_DATASET CONTENT_
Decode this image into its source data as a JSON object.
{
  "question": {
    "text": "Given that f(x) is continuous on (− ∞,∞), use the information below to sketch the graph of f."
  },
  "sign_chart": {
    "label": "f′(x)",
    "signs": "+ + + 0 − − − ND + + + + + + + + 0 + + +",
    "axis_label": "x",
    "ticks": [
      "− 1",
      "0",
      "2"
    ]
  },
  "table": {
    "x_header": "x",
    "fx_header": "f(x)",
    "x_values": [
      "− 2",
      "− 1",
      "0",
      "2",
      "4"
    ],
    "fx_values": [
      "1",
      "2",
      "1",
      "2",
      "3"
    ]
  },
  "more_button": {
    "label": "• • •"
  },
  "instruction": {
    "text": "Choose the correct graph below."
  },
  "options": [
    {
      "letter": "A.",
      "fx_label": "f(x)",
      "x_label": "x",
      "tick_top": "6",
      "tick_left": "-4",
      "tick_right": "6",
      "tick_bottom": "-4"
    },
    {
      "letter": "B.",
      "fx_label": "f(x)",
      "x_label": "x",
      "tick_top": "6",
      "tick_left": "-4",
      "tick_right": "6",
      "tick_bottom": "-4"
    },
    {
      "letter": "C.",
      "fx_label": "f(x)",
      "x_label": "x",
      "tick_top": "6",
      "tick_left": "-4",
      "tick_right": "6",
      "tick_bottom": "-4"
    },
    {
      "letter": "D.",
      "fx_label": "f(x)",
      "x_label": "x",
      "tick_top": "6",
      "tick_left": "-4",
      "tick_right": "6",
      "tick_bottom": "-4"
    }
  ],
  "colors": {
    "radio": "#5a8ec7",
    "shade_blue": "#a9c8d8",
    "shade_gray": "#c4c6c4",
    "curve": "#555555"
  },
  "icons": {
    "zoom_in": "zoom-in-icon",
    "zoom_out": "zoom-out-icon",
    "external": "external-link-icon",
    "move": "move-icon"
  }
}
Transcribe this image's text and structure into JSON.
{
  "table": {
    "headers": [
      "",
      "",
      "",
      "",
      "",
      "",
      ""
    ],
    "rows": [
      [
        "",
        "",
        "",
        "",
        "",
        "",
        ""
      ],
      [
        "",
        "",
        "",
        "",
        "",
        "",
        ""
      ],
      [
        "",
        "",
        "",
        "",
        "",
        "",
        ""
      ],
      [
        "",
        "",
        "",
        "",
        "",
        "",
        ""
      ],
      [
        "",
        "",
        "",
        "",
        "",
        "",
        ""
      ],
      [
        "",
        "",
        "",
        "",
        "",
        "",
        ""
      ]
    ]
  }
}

_STATED EXERCISE_
Extract the full set of entries word for word.

_SOLUTION TO THE EXERCISE_
Decode this image into its source data as a JSON object.
{
  "question": {
    "text": "Given that f(x) is continuous on (− ∞,∞), use the information below to sketch the graph of f."
  },
  "sign_chart": {
    "label": "f′(x)",
    "signs": "+ + + 0 − − − ND + + + + + + + + 0 + + +",
    "axis_label": "x",
    "ticks": [
      "− 1",
      "0",
      "2"
    ]
  },
  "table": {
    "x_header": "x",
    "fx_header": "f(x)",
    "x_values": [
      "− 2",
      "− 1",
      "0",
      "2",
      "4"
    ],
    "fx_values": [
      "1",
      "2",
      "1",
      "2",
      "3"
    ]
  },
  "more_button": {
    "label": "• • •"
  },
  "instruction": {
    "text": "Choose the correct graph below."
  },
  "options": [
    {
      "letter": "A.",
      "fx_label": "f(x)",
      "x_label": "x",
      "tick_top": "6",
      "tick_left": "-4",
      "tick_right": "6",
      "tick_bottom": "-4"
    },
    {
      "letter": "B.",
      "fx_label": "f(x)",
      "x_label": "x",
      "tick_top": "6",
      "tick_left": "-4",
      "tick_right": "6",
      "tick_bottom": "-4"
    },
    {
      "letter": "C.",
      "fx_label": "f(x)",
      "x_label": "x",
      "tick_top": "6",
      "tick_left": "-4",
      "tick_right": "6",
      "tick_bottom": "-4"
    },
    {
      "letter": "D.",
      "fx_label": "f(x)",
      "x_label": "x",
      "tick_top": "6",
      "tick_left": "-4",
      "tick_right": "6",
      "tick_bottom": "-4"
    }
  ],
  "colors": {
    "radio": "#5a8ec7",
    "shade_blue": "#a9c8d8",
    "shade_gray": "#c4c6c4",
    "curve": "#555555"
  },
  "icons": {
    "zoom_in": "zoom-in-icon",
    "zoom_out": "zoom-out-icon",
    "external": "external-link-icon",
    "move": "move-icon"
  }
}
Transcribe this image's text and structure into JSON.
{
  "table": {
    "headers": [
      "",
      "",
      "",
      "",
      "",
      "",
      ""
    ],
    "rows": [
      [
        "",
        "",
        "",
        "",
        "",
        "",
        ""
      ],
      [
        "",
        "",
        "",
        "",
        "",
        "",
        ""
      ],
      [
        "",
        "",
        "",
        "",
        "",
        "",
        ""
      ],
      [
        "",
        "",
        "",
        "",
        "",
        "",
        ""
      ],
      [
        "",
        "",
        "",
        "",
        "",
        "",
        ""
      ],
      [
        "",
        "",
        "",
        "",
        "",
        "",
        ""
      ]
    ]
  }
}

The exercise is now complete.